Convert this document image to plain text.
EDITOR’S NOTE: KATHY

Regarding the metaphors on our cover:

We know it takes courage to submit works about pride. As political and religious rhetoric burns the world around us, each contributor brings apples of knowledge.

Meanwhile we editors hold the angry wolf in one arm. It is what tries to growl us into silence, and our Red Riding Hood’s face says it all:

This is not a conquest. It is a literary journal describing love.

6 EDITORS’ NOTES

**Your task**
Give an exact repetition of all the material.

**Written solution**
Convert this document image to plain text.
EDITOR’S NOTE: KATHY

Regarding the metaphors on our cover:

We know it takes courage to submit works about pride. As political and religious rhetoric burns the world around us, each contributor brings apples of knowledge.

Meanwhile we editors hold the angry wolf in one arm. It is what tries to growl us into silence, and our Red Riding Hood’s face says it all:

This is not a conquest. It is a literary journal describing love.

6 EDITORS’ NOTES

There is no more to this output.